WORK INSTRUCTIONS:
Restate the records that follow word for word; no pictures should appear.

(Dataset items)
-- -- --

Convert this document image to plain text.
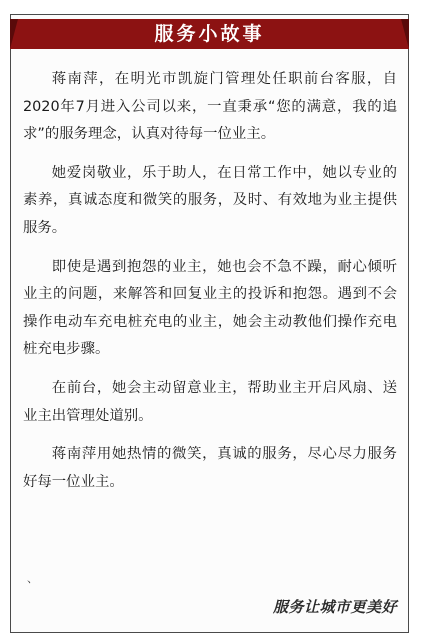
服务小故事

蒋南萍，在明光市凯旋门管理处任职前台客服，自2020年7月进入公司以来，一直秉承“您的满意，我的追求”的服务理念，认真对待每一位业主。

她爱岗敬业，乐于助人，在日常工作中，她以专业的素养，真诚态度和微笑的服务，及时、有效地为业主提供服务。

即使是遇到抱怨的业主，她也会不急不躁，耐心倾听业主的问题，来解答和回复业主的投诉和抱怨。遇到不会操作电动车充电桩充电的业主，她会主动教他们操作充电桩充电步骤。

在前台，她会主动留意业主，帮助业主开启风扇、送业主出管理处道别。

蒋南萍用她热情的微笑，真诚的服务，尽心尽力服务好每一位业主。

、
服务让城市更美好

-- -- --

FULL RESPONSE:
Convert this document image to plain text.
服务小故事

蒋南萍，在明光市凯旋门管理处任职前台客服，自2020年7月进入公司以来，一直秉承“您的满意，我的追求”的服务理念，认真对待每一位业主。

她爱岗敬业，乐于助人，在日常工作中，她以专业的素养，真诚态度和微笑的服务，及时、有效地为业主提供服务。

即使是遇到抱怨的业主，她也会不急不躁，耐心倾听业主的问题，来解答和回复业主的投诉和抱怨。遇到不会操作电动车充电桩充电的业主，她会主动教他们操作充电桩充电步骤。

在前台，她会主动留意业主，帮助业主开启风扇、送业主出管理处道别。

蒋南萍用她热情的微笑，真诚的服务，尽心尽力服务好每一位业主。

、
服务让城市更美好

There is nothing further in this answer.